▸ WORK TO COMPLETE
Pick out the lines containing "title".

▸ EXTRACTED INFORMATION
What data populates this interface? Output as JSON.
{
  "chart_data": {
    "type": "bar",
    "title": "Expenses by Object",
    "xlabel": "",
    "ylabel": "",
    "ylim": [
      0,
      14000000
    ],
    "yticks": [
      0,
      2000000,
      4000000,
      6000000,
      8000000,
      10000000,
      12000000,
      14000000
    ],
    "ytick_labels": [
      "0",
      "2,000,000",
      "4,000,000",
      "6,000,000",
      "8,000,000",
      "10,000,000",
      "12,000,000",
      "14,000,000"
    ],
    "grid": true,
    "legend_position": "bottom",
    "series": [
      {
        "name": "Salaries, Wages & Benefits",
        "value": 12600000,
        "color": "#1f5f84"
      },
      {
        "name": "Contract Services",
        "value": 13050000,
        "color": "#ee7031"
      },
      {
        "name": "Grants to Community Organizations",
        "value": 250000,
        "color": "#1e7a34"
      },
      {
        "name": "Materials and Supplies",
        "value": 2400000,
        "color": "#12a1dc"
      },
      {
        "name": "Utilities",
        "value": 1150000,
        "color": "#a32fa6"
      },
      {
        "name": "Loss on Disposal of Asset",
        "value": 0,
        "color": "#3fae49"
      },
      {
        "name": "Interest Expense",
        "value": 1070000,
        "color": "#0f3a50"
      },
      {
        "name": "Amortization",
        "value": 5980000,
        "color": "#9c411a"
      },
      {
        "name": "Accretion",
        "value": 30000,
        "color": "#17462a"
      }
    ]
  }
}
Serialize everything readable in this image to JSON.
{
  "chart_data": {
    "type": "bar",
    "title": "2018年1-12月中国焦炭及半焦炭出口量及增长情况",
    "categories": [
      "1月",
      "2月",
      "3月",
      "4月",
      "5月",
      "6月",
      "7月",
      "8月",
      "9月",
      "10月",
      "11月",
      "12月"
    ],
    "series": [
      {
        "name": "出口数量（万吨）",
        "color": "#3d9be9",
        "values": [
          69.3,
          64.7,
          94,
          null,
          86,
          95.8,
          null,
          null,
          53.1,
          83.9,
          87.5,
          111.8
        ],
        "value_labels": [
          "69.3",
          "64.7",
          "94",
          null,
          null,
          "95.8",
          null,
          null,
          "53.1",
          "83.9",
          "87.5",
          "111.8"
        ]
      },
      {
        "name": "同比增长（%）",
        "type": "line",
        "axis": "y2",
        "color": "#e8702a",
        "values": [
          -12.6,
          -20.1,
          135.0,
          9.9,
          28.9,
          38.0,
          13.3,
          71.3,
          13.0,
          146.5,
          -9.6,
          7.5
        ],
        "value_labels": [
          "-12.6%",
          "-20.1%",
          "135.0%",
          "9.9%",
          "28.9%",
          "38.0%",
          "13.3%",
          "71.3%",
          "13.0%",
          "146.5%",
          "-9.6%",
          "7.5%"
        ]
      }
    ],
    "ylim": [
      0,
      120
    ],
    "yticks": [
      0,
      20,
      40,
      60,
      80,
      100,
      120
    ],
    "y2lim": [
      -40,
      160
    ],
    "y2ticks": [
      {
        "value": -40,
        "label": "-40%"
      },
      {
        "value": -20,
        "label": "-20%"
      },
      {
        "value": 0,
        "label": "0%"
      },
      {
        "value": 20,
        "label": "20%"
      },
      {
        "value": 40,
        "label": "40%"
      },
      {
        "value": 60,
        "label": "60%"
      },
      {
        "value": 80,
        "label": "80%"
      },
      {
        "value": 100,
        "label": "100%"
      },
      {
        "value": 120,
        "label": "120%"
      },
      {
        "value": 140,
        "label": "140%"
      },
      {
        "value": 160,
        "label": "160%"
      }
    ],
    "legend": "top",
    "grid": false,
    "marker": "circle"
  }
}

▸ SOLUTION TO THE EXERCISE
    "title": "Expenses by Object",
    "title": "2018年1-12月中国焦炭及半焦炭出口量及增长情况",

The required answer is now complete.